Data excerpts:
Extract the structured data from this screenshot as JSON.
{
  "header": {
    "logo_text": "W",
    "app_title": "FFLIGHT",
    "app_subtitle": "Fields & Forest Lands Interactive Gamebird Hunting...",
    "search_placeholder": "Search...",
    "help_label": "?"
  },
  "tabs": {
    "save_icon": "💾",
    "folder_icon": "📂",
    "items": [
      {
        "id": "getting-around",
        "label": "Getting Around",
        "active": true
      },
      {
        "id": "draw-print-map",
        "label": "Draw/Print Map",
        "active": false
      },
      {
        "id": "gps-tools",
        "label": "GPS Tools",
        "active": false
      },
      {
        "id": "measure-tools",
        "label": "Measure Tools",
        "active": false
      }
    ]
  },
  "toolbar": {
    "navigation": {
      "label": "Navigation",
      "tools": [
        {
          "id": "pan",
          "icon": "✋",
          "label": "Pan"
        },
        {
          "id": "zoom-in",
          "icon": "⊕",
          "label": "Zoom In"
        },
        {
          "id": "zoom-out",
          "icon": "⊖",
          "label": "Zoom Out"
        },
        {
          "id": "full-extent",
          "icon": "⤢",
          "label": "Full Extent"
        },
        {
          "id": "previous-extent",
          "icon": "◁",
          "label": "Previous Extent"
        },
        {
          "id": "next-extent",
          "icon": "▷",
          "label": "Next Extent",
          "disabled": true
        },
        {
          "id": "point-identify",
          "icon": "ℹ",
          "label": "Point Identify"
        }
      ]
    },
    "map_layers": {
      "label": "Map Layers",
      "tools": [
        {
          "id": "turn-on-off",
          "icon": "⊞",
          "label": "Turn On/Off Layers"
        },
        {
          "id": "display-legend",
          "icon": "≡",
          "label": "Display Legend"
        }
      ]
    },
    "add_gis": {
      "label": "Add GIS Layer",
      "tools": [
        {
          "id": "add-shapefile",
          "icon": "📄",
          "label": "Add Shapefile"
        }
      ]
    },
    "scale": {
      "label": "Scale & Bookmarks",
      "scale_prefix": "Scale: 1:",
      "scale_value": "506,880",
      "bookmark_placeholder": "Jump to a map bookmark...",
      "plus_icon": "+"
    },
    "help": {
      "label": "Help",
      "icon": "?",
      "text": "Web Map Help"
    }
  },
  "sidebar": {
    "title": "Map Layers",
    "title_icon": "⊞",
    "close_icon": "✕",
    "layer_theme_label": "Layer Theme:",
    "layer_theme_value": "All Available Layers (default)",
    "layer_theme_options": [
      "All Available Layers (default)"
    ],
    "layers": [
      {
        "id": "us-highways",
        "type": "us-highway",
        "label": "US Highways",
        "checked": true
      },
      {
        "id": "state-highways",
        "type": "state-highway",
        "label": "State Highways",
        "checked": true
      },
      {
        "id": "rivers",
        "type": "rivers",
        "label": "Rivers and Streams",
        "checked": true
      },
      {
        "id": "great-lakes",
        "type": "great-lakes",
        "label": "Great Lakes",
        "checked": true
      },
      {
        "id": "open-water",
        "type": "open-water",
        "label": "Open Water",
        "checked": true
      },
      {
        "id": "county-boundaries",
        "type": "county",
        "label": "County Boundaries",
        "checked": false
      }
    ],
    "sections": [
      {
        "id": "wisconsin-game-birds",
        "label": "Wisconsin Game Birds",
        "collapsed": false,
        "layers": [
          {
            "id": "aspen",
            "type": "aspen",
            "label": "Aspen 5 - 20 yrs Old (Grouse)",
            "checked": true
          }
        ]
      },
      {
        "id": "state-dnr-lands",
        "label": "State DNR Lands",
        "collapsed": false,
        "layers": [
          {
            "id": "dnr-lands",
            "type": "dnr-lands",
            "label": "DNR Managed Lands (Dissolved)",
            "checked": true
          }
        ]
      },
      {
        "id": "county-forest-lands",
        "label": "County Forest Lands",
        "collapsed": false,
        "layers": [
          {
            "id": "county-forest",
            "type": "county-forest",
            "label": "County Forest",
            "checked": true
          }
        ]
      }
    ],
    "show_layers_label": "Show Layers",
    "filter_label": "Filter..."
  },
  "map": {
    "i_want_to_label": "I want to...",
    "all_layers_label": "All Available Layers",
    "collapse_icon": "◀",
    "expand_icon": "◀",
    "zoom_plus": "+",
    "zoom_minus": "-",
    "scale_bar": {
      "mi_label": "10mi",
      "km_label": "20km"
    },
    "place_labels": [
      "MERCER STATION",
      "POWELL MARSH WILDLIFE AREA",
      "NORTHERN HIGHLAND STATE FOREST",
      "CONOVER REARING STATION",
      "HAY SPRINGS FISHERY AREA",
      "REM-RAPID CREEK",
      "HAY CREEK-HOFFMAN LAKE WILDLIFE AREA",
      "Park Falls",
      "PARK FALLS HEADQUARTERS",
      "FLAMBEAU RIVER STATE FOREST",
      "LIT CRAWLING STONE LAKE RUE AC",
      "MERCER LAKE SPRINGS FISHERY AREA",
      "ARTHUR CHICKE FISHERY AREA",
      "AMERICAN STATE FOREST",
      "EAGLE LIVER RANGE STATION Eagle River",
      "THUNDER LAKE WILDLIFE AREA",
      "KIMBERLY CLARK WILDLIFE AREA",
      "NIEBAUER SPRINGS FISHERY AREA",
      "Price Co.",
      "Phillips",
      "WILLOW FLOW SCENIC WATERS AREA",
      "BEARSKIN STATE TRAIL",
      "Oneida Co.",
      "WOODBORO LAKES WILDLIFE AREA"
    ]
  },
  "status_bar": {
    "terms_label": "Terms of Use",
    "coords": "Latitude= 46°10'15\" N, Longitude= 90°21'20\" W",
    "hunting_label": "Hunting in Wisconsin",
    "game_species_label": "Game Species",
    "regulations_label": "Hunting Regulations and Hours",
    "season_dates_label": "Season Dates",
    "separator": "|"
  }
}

* _TASK REQUIREMENTS_
Quote the whole listing above, leaving nothing out.

* _EXPECTED OUTPUT_
Extract the structured data from this screenshot as JSON.
{
  "header": {
    "logo_text": "W",
    "app_title": "FFLIGHT",
    "app_subtitle": "Fields & Forest Lands Interactive Gamebird Hunting...",
    "search_placeholder": "Search...",
    "help_label": "?"
  },
  "tabs": {
    "save_icon": "💾",
    "folder_icon": "📂",
    "items": [
      {
        "id": "getting-around",
        "label": "Getting Around",
        "active": true
      },
      {
        "id": "draw-print-map",
        "label": "Draw/Print Map",
        "active": false
      },
      {
        "id": "gps-tools",
        "label": "GPS Tools",
        "active": false
      },
      {
        "id": "measure-tools",
        "label": "Measure Tools",
        "active": false
      }
    ]
  },
  "toolbar": {
    "navigation": {
      "label": "Navigation",
      "tools": [
        {
          "id": "pan",
          "icon": "✋",
          "label": "Pan"
        },
        {
          "id": "zoom-in",
          "icon": "⊕",
          "label": "Zoom In"
        },
        {
          "id": "zoom-out",
          "icon": "⊖",
          "label": "Zoom Out"
        },
        {
          "id": "full-extent",
          "icon": "⤢",
          "label": "Full Extent"
        },
        {
          "id": "previous-extent",
          "icon": "◁",
          "label": "Previous Extent"
        },
        {
          "id": "next-extent",
          "icon": "▷",
          "label": "Next Extent",
          "disabled": true
        },
        {
          "id": "point-identify",
          "icon": "ℹ",
          "label": "Point Identify"
        }
      ]
    },
    "map_layers": {
      "label": "Map Layers",
      "tools": [
        {
          "id": "turn-on-off",
          "icon": "⊞",
          "label": "Turn On/Off Layers"
        },
        {
          "id": "display-legend",
          "icon": "≡",
          "label": "Display Legend"
        }
      ]
    },
    "add_gis": {
      "label": "Add GIS Layer",
      "tools": [
        {
          "id": "add-shapefile",
          "icon": "📄",
          "label": "Add Shapefile"
        }
      ]
    },
    "scale": {
      "label": "Scale & Bookmarks",
      "scale_prefix": "Scale: 1:",
      "scale_value": "506,880",
      "bookmark_placeholder": "Jump to a map bookmark...",
      "plus_icon": "+"
    },
    "help": {
      "label": "Help",
      "icon": "?",
      "text": "Web Map Help"
    }
  },
  "sidebar": {
    "title": "Map Layers",
    "title_icon": "⊞",
    "close_icon": "✕",
    "layer_theme_label": "Layer Theme:",
    "layer_theme_value": "All Available Layers (default)",
    "layer_theme_options": [
      "All Available Layers (default)"
    ],
    "layers": [
      {
        "id": "us-highways",
        "type": "us-highway",
        "label": "US Highways",
        "checked": true
      },
      {
        "id": "state-highways",
        "type": "state-highway",
        "label": "State Highways",
        "checked": true
      },
      {
        "id": "rivers",
        "type": "rivers",
        "label": "Rivers and Streams",
        "checked": true
      },
      {
        "id": "great-lakes",
        "type": "great-lakes",
        "label": "Great Lakes",
        "checked": true
      },
      {
        "id": "open-water",
        "type": "open-water",
        "label": "Open Water",
        "checked": true
      },
      {
        "id": "county-boundaries",
        "type": "county",
        "label": "County Boundaries",
        "checked": false
      }
    ],
    "sections": [
      {
        "id": "wisconsin-game-birds",
        "label": "Wisconsin Game Birds",
        "collapsed": false,
        "layers": [
          {
            "id": "aspen",
            "type": "aspen",
            "label": "Aspen 5 - 20 yrs Old (Grouse)",
            "checked": true
          }
        ]
      },
      {
        "id": "state-dnr-lands",
        "label": "State DNR Lands",
        "collapsed": false,
        "layers": [
          {
            "id": "dnr-lands",
            "type": "dnr-lands",
            "label": "DNR Managed Lands (Dissolved)",
            "checked": true
          }
        ]
      },
      {
        "id": "county-forest-lands",
        "label": "County Forest Lands",
        "collapsed": false,
        "layers": [
          {
            "id": "county-forest",
            "type": "county-forest",
            "label": "County Forest",
            "checked": true
          }
        ]
      }
    ],
    "show_layers_label": "Show Layers",
    "filter_label": "Filter..."
  },
  "map": {
    "i_want_to_label": "I want to...",
    "all_layers_label": "All Available Layers",
    "collapse_icon": "◀",
    "expand_icon": "◀",
    "zoom_plus": "+",
    "zoom_minus": "-",
    "scale_bar": {
      "mi_label": "10mi",
      "km_label": "20km"
    },
    "place_labels": [
      "MERCER STATION",
      "POWELL MARSH WILDLIFE AREA",
      "NORTHERN HIGHLAND STATE FOREST",
      "CONOVER REARING STATION",
      "HAY SPRINGS FISHERY AREA",
      "REM-RAPID CREEK",
      "HAY CREEK-HOFFMAN LAKE WILDLIFE AREA",
      "Park Falls",
      "PARK FALLS HEADQUARTERS",
      "FLAMBEAU RIVER STATE FOREST",
      "LIT CRAWLING STONE LAKE RUE AC",
      "MERCER LAKE SPRINGS FISHERY AREA",
      "ARTHUR CHICKE FISHERY AREA",
      "AMERICAN STATE FOREST",
      "EAGLE LIVER RANGE STATION Eagle River",
      "THUNDER LAKE WILDLIFE AREA",
      "KIMBERLY CLARK WILDLIFE AREA",
      "NIEBAUER SPRINGS FISHERY AREA",
      "Price Co.",
      "Phillips",
      "WILLOW FLOW SCENIC WATERS AREA",
      "BEARSKIN STATE TRAIL",
      "Oneida Co.",
      "WOODBORO LAKES WILDLIFE AREA"
    ]
  },
  "status_bar": {
    "terms_label": "Terms of Use",
    "coords": "Latitude= 46°10'15\" N, Longitude= 90°21'20\" W",
    "hunting_label": "Hunting in Wisconsin",
    "game_species_label": "Game Species",
    "regulations_label": "Hunting Regulations and Hours",
    "season_dates_label": "Season Dates",
    "separator": "|"
  }
}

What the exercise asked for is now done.